>> start

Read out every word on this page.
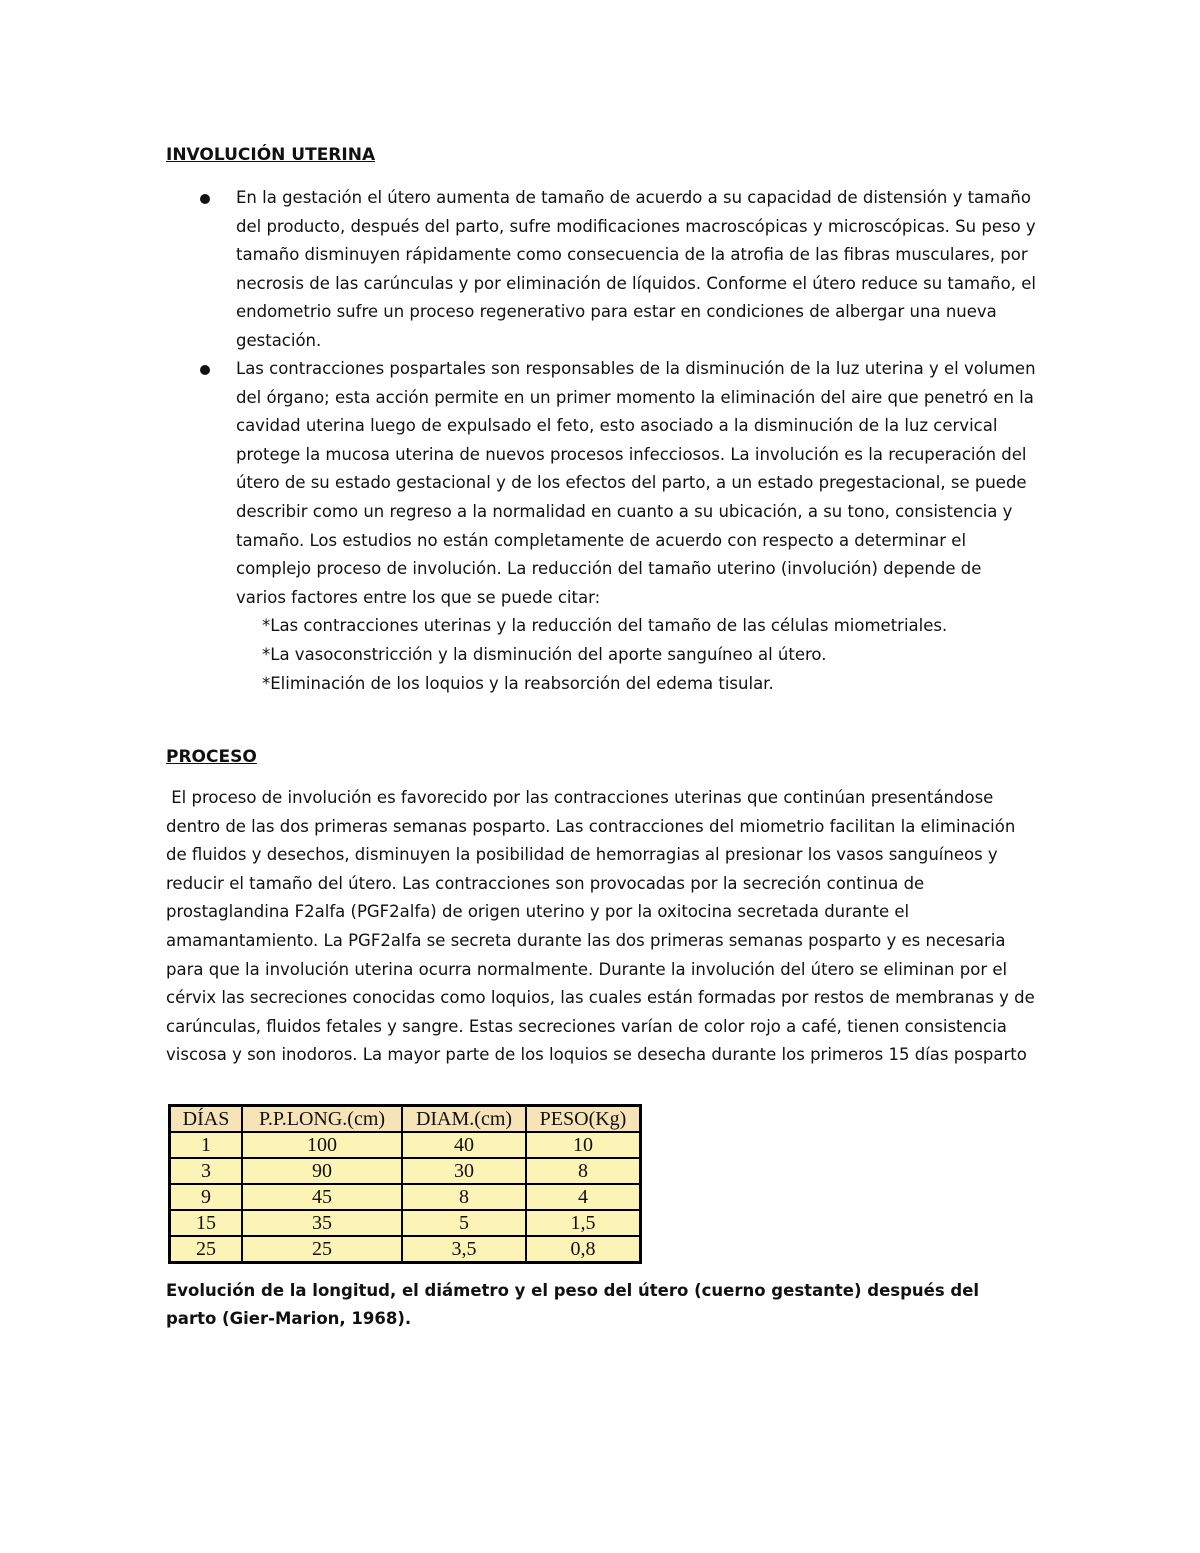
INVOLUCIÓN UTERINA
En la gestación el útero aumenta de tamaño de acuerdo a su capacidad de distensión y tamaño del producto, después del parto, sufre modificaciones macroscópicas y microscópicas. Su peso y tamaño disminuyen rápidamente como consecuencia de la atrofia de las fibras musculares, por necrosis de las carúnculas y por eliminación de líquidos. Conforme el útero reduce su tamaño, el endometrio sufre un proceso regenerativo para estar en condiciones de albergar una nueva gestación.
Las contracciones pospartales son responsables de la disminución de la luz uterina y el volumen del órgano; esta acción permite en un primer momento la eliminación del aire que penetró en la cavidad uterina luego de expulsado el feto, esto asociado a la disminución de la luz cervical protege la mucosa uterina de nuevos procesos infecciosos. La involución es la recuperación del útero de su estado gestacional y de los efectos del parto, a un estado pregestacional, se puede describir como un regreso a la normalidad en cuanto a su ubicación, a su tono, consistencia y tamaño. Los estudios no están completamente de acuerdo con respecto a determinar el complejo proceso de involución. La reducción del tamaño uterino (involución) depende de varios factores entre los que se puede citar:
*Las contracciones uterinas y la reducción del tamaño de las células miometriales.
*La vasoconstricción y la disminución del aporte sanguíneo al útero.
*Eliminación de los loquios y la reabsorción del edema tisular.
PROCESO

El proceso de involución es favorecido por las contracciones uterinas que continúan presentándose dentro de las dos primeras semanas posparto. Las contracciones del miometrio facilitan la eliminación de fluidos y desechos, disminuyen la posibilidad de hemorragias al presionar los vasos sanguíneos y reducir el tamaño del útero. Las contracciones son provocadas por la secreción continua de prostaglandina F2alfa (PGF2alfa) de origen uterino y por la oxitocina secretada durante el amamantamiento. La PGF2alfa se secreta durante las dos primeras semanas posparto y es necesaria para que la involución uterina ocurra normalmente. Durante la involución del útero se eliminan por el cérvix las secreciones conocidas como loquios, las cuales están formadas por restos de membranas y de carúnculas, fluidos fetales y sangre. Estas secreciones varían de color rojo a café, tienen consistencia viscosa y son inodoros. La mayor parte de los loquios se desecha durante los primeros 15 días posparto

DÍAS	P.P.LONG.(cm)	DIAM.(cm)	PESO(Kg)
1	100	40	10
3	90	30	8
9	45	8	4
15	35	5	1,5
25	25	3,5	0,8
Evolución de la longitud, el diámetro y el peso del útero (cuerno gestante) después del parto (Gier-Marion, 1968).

>> end

--- Problem details ---
Exclude the pictures, and transcribe all of the material exactly.

--- Response to this exercise ---
Read out every word on this page.
INVOLUCIÓN UTERINA
En la gestación el útero aumenta de tamaño de acuerdo a su capacidad de distensión y tamaño del producto, después del parto, sufre modificaciones macroscópicas y microscópicas. Su peso y tamaño disminuyen rápidamente como consecuencia de la atrofia de las fibras musculares, por necrosis de las carúnculas y por eliminación de líquidos. Conforme el útero reduce su tamaño, el endometrio sufre un proceso regenerativo para estar en condiciones de albergar una nueva gestación.
Las contracciones pospartales son responsables de la disminución de la luz uterina y el volumen del órgano; esta acción permite en un primer momento la eliminación del aire que penetró en la cavidad uterina luego de expulsado el feto, esto asociado a la disminución de la luz cervical protege la mucosa uterina de nuevos procesos infecciosos. La involución es la recuperación del útero de su estado gestacional y de los efectos del parto, a un estado pregestacional, se puede describir como un regreso a la normalidad en cuanto a su ubicación, a su tono, consistencia y tamaño. Los estudios no están completamente de acuerdo con respecto a determinar el complejo proceso de involución. La reducción del tamaño uterino (involución) depende de varios factores entre los que se puede citar:
*Las contracciones uterinas y la reducción del tamaño de las células miometriales.
*La vasoconstricción y la disminución del aporte sanguíneo al útero.
*Eliminación de los loquios y la reabsorción del edema tisular.
PROCESO

El proceso de involución es favorecido por las contracciones uterinas que continúan presentándose dentro de las dos primeras semanas posparto. Las contracciones del miometrio facilitan la eliminación de fluidos y desechos, disminuyen la posibilidad de hemorragias al presionar los vasos sanguíneos y reducir el tamaño del útero. Las contracciones son provocadas por la secreción continua de prostaglandina F2alfa (PGF2alfa) de origen uterino y por la oxitocina secretada durante el amamantamiento. La PGF2alfa se secreta durante las dos primeras semanas posparto y es necesaria para que la involución uterina ocurra normalmente. Durante la involución del útero se eliminan por el cérvix las secreciones conocidas como loquios, las cuales están formadas por restos de membranas y de carúnculas, fluidos fetales y sangre. Estas secreciones varían de color rojo a café, tienen consistencia viscosa y son inodoros. La mayor parte de los loquios se desecha durante los primeros 15 días posparto

DÍAS	P.P.LONG.(cm)	DIAM.(cm)	PESO(Kg)
1	100	40	10
3	90	30	8
9	45	8	4
15	35	5	1,5
25	25	3,5	0,8
Evolución de la longitud, el diámetro y el peso del útero (cuerno gestante) después del parto (Gier-Marion, 1968).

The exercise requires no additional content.